Data entries for graphics:
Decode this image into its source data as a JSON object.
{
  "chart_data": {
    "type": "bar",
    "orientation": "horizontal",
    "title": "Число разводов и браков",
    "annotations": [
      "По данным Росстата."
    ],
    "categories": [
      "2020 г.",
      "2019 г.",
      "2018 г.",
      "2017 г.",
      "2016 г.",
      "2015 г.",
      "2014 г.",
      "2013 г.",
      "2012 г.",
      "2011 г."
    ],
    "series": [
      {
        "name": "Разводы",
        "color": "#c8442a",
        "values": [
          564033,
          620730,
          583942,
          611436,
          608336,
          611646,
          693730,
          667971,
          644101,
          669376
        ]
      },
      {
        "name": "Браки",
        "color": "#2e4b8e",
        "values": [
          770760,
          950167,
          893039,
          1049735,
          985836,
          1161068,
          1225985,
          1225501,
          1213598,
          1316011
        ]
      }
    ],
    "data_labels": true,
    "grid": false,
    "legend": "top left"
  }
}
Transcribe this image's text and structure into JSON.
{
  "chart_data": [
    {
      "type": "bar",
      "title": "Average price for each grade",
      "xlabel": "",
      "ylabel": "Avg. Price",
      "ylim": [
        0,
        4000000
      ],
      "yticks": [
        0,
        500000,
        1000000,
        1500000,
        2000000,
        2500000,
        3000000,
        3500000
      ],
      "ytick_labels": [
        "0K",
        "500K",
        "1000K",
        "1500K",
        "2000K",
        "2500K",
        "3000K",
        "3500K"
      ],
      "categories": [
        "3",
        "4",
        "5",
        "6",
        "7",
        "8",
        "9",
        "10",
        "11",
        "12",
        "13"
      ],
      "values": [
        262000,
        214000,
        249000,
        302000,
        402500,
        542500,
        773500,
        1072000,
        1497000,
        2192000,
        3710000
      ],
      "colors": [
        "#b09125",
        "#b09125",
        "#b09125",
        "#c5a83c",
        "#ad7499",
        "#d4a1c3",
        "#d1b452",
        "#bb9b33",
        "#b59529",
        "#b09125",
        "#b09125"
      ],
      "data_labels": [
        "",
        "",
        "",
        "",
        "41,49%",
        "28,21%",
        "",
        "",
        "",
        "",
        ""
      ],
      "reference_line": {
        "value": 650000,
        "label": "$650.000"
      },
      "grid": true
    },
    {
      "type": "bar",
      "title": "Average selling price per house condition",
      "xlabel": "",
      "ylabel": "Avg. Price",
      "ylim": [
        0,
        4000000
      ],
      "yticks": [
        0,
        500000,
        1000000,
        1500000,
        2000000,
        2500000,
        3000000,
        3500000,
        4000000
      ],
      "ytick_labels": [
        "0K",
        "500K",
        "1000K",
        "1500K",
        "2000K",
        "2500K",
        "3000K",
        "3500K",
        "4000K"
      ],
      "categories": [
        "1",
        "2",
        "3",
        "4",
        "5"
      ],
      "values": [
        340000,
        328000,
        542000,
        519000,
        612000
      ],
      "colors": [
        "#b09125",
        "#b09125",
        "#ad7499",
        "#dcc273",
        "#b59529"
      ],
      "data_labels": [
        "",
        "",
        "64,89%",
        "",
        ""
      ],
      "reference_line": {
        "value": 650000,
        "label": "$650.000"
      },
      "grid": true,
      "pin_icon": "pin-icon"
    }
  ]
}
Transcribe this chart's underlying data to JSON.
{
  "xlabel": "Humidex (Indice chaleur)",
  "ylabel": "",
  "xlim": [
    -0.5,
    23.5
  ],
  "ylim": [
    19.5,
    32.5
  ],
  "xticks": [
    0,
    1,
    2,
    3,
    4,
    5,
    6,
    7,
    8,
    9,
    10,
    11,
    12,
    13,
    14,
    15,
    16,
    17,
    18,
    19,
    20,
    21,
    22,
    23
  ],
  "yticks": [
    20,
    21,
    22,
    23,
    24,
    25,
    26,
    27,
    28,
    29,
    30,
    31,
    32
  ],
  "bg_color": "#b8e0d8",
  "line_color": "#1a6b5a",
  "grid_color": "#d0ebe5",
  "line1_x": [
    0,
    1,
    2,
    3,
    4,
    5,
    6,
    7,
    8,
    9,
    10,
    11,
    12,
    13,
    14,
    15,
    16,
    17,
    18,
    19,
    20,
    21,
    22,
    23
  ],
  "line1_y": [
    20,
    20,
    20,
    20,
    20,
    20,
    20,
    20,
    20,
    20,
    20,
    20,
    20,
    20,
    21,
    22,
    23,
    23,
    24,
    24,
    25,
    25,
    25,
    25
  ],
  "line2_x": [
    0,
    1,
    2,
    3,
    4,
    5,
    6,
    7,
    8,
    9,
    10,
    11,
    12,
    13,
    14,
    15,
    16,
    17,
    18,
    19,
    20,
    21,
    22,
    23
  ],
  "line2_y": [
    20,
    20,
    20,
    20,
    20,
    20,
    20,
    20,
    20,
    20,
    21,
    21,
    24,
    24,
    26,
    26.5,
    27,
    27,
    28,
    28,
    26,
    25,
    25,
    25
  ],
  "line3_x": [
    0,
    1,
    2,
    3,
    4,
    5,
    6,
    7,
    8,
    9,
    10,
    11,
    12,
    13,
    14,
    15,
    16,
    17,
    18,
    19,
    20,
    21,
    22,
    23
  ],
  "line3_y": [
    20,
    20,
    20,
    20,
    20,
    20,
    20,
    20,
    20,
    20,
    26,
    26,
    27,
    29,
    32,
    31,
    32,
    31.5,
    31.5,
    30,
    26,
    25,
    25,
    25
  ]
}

— Problem to work on —
Going through the entries above, report how many lines include the string "Transcribe". The number alone is the answer.

— Answer to this problem —
2